* **Stated exercise**:
From the line that holds "What text is on this page?" to the last line of the data, copy everything exactly; leave out all the rest.

* **Given records**:

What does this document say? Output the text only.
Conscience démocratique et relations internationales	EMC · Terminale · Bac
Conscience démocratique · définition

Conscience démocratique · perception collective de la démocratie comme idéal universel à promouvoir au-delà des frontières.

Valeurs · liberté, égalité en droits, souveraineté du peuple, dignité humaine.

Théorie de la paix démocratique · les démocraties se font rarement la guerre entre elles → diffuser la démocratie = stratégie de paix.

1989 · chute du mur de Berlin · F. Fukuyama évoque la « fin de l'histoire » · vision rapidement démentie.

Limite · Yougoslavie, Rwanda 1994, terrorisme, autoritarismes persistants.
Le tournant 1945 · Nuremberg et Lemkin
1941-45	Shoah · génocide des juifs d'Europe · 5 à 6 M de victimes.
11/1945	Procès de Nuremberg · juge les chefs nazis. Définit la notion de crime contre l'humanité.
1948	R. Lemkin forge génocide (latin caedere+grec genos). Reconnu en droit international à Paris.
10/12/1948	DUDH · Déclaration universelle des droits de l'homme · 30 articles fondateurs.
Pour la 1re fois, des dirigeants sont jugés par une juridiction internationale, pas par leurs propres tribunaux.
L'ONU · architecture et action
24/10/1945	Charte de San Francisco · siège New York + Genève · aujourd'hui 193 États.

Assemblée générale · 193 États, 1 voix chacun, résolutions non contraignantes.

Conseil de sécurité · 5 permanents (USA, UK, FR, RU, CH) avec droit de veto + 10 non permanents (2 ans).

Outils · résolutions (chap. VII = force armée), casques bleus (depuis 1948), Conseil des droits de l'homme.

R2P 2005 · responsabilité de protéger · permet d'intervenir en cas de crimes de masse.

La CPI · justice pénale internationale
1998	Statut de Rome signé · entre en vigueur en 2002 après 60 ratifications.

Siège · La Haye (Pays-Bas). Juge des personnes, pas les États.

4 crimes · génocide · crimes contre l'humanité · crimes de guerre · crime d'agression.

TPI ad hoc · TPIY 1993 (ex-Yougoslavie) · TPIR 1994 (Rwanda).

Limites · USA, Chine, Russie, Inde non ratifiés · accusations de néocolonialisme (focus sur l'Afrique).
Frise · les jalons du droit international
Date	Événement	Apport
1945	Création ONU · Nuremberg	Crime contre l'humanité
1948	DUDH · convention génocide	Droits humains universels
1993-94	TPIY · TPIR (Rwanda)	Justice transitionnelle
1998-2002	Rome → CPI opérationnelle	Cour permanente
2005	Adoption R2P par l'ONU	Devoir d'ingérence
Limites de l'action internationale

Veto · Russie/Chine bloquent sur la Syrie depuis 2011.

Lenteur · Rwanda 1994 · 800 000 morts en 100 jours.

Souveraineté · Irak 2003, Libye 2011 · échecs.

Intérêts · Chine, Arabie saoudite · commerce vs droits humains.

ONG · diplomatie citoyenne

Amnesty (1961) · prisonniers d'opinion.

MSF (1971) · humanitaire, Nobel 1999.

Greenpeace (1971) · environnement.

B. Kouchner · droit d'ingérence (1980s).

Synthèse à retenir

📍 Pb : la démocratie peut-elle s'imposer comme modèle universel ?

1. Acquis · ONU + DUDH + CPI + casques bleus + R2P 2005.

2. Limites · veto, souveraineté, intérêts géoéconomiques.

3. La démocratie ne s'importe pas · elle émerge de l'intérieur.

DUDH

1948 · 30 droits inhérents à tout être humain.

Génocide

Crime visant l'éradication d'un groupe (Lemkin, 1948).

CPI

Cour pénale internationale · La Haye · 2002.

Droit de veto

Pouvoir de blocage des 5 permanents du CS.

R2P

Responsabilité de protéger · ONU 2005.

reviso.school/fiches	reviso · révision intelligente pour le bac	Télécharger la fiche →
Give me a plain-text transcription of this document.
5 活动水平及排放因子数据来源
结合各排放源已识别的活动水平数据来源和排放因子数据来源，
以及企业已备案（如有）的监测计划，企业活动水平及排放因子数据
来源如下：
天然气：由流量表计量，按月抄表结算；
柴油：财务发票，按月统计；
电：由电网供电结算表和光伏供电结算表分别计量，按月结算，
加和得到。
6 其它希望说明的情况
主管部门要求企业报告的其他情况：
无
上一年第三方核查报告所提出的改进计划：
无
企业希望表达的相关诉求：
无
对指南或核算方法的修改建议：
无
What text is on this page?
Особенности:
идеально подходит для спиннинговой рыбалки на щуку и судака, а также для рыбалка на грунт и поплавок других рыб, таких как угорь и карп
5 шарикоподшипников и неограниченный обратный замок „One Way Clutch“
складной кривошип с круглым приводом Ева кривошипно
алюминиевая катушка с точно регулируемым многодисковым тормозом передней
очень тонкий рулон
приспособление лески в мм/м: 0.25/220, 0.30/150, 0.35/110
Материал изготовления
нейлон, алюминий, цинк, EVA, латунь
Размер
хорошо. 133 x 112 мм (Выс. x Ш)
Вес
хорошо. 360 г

* **Solution to the problem**:
What text is on this page?
Особенности:
идеально подходит для спиннинговой рыбалки на щуку и судака, а также для рыбалка на грунт и поплавок других рыб, таких как угорь и карп
5 шарикоподшипников и неограниченный обратный замок „One Way Clutch“
складной кривошип с круглым приводом Ева кривошипно
алюминиевая катушка с точно регулируемым многодисковым тормозом передней
очень тонкий рулон
приспособление лески в мм/м: 0.25/220, 0.30/150, 0.35/110
Материал изготовления
нейлон, алюминий, цинк, EVA, латунь
Размер
хорошо. 133 x 112 мм (Выс. x Ш)
Вес
хорошо. 360 г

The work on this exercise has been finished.